What is required. Output all lines exactly.

Material for this task.
------------------------------------------------
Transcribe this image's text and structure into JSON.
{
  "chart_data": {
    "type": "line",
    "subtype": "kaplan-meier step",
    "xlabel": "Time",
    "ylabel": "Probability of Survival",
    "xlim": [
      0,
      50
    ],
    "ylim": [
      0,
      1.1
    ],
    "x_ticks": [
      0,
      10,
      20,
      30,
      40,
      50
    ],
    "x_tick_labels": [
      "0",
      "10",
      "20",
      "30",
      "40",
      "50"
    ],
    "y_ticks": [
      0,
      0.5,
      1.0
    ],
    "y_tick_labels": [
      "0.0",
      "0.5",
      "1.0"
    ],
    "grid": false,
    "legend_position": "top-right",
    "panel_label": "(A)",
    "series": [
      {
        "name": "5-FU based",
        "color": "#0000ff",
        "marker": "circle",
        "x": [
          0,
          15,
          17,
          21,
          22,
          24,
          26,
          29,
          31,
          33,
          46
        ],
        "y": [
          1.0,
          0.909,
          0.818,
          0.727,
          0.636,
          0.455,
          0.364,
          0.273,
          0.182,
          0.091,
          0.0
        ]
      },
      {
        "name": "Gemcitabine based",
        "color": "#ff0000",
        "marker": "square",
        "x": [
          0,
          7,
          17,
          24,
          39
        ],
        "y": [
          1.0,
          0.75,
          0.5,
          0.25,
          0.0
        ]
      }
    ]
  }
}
------------------------------------------------
Response for this exercise.
Transcribe this image's text and structure into JSON.
{
  "chart_data": {
    "type": "line",
    "subtype": "kaplan-meier step",
    "xlabel": "Time",
    "ylabel": "Probability of Survival",
    "xlim": [
      0,
      50
    ],
    "ylim": [
      0,
      1.1
    ],
    "x_ticks": [
      0,
      10,
      20,
      30,
      40,
      50
    ],
    "x_tick_labels": [
      "0",
      "10",
      "20",
      "30",
      "40",
      "50"
    ],
    "y_ticks": [
      0,
      0.5,
      1.0
    ],
    "y_tick_labels": [
      "0.0",
      "0.5",
      "1.0"
    ],
    "grid": false,
    "legend_position": "top-right",
    "panel_label": "(A)",
    "series": [
      {
        "name": "5-FU based",
        "color": "#0000ff",
        "marker": "circle",
        "x": [
          0,
          15,
          17,
          21,
          22,
          24,
          26,
          29,
          31,
          33,
          46
        ],
        "y": [
          1.0,
          0.909,
          0.818,
          0.727,
          0.636,
          0.455,
          0.364,
          0.273,
          0.182,
          0.091,
          0.0
        ]
      },
      {
        "name": "Gemcitabine based",
        "color": "#ff0000",
        "marker": "square",
        "x": [
          0,
          7,
          17,
          24,
          39
        ],
        "y": [
          1.0,
          0.75,
          0.5,
          0.25,
          0.0
        ]
      }
    ]
  }
}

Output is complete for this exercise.